**Instructions for the task**
Can you write out each of the rows below again, changing "perspective view" to "isometric view" wherever it occurs and keeping everything else the same?

**Records for processing**
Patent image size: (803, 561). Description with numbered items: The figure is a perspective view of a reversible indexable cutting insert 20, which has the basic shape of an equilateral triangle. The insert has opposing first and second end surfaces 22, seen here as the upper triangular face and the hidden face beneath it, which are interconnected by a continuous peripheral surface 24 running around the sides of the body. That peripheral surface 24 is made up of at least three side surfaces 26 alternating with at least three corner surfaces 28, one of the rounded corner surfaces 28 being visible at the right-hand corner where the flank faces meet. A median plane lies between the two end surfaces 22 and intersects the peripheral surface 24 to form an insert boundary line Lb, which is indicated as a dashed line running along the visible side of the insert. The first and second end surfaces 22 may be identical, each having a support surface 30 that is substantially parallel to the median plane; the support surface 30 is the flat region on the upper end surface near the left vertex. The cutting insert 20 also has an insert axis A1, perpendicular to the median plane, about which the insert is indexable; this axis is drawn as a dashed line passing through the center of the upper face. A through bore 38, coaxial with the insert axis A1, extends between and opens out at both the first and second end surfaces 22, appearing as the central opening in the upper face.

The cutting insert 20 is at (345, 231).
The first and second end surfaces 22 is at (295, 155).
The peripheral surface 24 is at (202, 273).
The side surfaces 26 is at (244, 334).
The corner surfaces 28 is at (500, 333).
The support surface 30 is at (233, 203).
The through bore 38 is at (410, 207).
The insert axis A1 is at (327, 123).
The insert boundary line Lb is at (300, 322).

**Solution for this task**
Patent image size: (803, 561). Description with numbered items: The figure is a isometric view of a reversible indexable cutting insert 20, which has the basic shape of an equilateral triangle. The insert has opposing first and second end surfaces 22, seen here as the upper triangular face and the hidden face beneath it, which are interconnected by a continuous peripheral surface 24 running around the sides of the body. That peripheral surface 24 is made up of at least three side surfaces 26 alternating with at least three corner surfaces 28, one of the rounded corner surfaces 28 being visible at the right-hand corner where the flank faces meet. A median plane lies between the two end surfaces 22 and intersects the peripheral surface 24 to form an insert boundary line Lb, which is indicated as a dashed line running along the visible side of the insert. The first and second end surfaces 22 may be identical, each having a support surface 30 that is substantially parallel to the median plane; the support surface 30 is the flat region on the upper end surface near the left vertex. The cutting insert 20 also has an insert axis A1, perpendicular to the median plane, about which the insert is indexable; this axis is drawn as a dashed line passing through the center of the upper face. A through bore 38, coaxial with the insert axis A1, extends between and opens out at both the first and second end surfaces 22, appearing as the central opening in the upper face.

The cutting insert 20 is at (345, 231).
The first and second end surfaces 22 is at (295, 155).
The peripheral surface 24 is at (202, 273).
The side surfaces 26 is at (244, 334).
The corner surfaces 28 is at (500, 333).
The support surface 30 is at (233, 203).
The through bore 38 is at (410, 207).
The insert axis A1 is at (327, 123).
The insert boundary line Lb is at (300, 322).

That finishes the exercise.